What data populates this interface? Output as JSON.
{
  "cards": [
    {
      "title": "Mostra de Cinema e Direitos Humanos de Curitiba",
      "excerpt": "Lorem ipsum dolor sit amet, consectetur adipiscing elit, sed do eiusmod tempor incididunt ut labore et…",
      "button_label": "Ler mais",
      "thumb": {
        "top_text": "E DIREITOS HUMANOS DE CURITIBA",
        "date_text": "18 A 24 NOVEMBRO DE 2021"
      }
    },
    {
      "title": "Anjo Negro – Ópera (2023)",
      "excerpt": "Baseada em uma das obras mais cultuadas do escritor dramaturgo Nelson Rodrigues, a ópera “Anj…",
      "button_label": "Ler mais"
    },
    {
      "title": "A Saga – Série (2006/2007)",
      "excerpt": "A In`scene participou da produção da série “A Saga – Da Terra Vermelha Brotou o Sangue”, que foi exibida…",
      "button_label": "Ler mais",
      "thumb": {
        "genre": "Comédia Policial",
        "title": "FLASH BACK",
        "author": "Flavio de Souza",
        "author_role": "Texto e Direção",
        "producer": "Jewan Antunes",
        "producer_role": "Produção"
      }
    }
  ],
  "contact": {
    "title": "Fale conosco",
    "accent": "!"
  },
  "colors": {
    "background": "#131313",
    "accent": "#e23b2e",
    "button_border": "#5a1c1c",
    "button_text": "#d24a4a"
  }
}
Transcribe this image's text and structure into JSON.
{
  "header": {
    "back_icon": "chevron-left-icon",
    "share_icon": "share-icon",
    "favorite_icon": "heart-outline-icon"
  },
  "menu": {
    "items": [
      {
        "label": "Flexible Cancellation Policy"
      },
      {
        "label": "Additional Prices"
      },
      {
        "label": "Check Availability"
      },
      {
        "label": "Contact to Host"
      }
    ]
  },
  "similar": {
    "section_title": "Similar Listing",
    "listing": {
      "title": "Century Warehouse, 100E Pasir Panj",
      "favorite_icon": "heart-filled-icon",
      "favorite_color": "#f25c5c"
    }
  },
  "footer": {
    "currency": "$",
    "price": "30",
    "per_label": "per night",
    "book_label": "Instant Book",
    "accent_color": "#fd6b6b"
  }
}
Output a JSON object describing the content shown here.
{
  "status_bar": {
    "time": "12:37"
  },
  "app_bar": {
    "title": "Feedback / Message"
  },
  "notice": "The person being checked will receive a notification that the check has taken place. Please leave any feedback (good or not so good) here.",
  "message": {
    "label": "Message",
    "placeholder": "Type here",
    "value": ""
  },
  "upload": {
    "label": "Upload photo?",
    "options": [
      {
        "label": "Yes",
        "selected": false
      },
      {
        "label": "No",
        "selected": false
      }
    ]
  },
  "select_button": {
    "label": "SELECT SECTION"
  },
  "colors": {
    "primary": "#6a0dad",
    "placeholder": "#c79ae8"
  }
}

> _AIM OF THE EXERCISE_:
Write out the complete set of records exactly as given.

> _RESULT_:
What data populates this interface? Output as JSON.
{
  "cards": [
    {
      "title": "Mostra de Cinema e Direitos Humanos de Curitiba",
      "excerpt": "Lorem ipsum dolor sit amet, consectetur adipiscing elit, sed do eiusmod tempor incididunt ut labore et…",
      "button_label": "Ler mais",
      "thumb": {
        "top_text": "E DIREITOS HUMANOS DE CURITIBA",
        "date_text": "18 A 24 NOVEMBRO DE 2021"
      }
    },
    {
      "title": "Anjo Negro – Ópera (2023)",
      "excerpt": "Baseada em uma das obras mais cultuadas do escritor dramaturgo Nelson Rodrigues, a ópera “Anj…",
      "button_label": "Ler mais"
    },
    {
      "title": "A Saga – Série (2006/2007)",
      "excerpt": "A In`scene participou da produção da série “A Saga – Da Terra Vermelha Brotou o Sangue”, que foi exibida…",
      "button_label": "Ler mais",
      "thumb": {
        "genre": "Comédia Policial",
        "title": "FLASH BACK",
        "author": "Flavio de Souza",
        "author_role": "Texto e Direção",
        "producer": "Jewan Antunes",
        "producer_role": "Produção"
      }
    }
  ],
  "contact": {
    "title": "Fale conosco",
    "accent": "!"
  },
  "colors": {
    "background": "#131313",
    "accent": "#e23b2e",
    "button_border": "#5a1c1c",
    "button_text": "#d24a4a"
  }
}
Transcribe this image's text and structure into JSON.
{
  "header": {
    "back_icon": "chevron-left-icon",
    "share_icon": "share-icon",
    "favorite_icon": "heart-outline-icon"
  },
  "menu": {
    "items": [
      {
        "label": "Flexible Cancellation Policy"
      },
      {
        "label": "Additional Prices"
      },
      {
        "label": "Check Availability"
      },
      {
        "label": "Contact to Host"
      }
    ]
  },
  "similar": {
    "section_title": "Similar Listing",
    "listing": {
      "title": "Century Warehouse, 100E Pasir Panj",
      "favorite_icon": "heart-filled-icon",
      "favorite_color": "#f25c5c"
    }
  },
  "footer": {
    "currency": "$",
    "price": "30",
    "per_label": "per night",
    "book_label": "Instant Book",
    "accent_color": "#fd6b6b"
  }
}
Output a JSON object describing the content shown here.
{
  "status_bar": {
    "time": "12:37"
  },
  "app_bar": {
    "title": "Feedback / Message"
  },
  "notice": "The person being checked will receive a notification that the check has taken place. Please leave any feedback (good or not so good) here.",
  "message": {
    "label": "Message",
    "placeholder": "Type here",
    "value": ""
  },
  "upload": {
    "label": "Upload photo?",
    "options": [
      {
        "label": "Yes",
        "selected": false
      },
      {
        "label": "No",
        "selected": false
      }
    ]
  },
  "select_button": {
    "label": "SELECT SECTION"
  },
  "colors": {
    "primary": "#6a0dad",
    "placeholder": "#c79ae8"
  }
}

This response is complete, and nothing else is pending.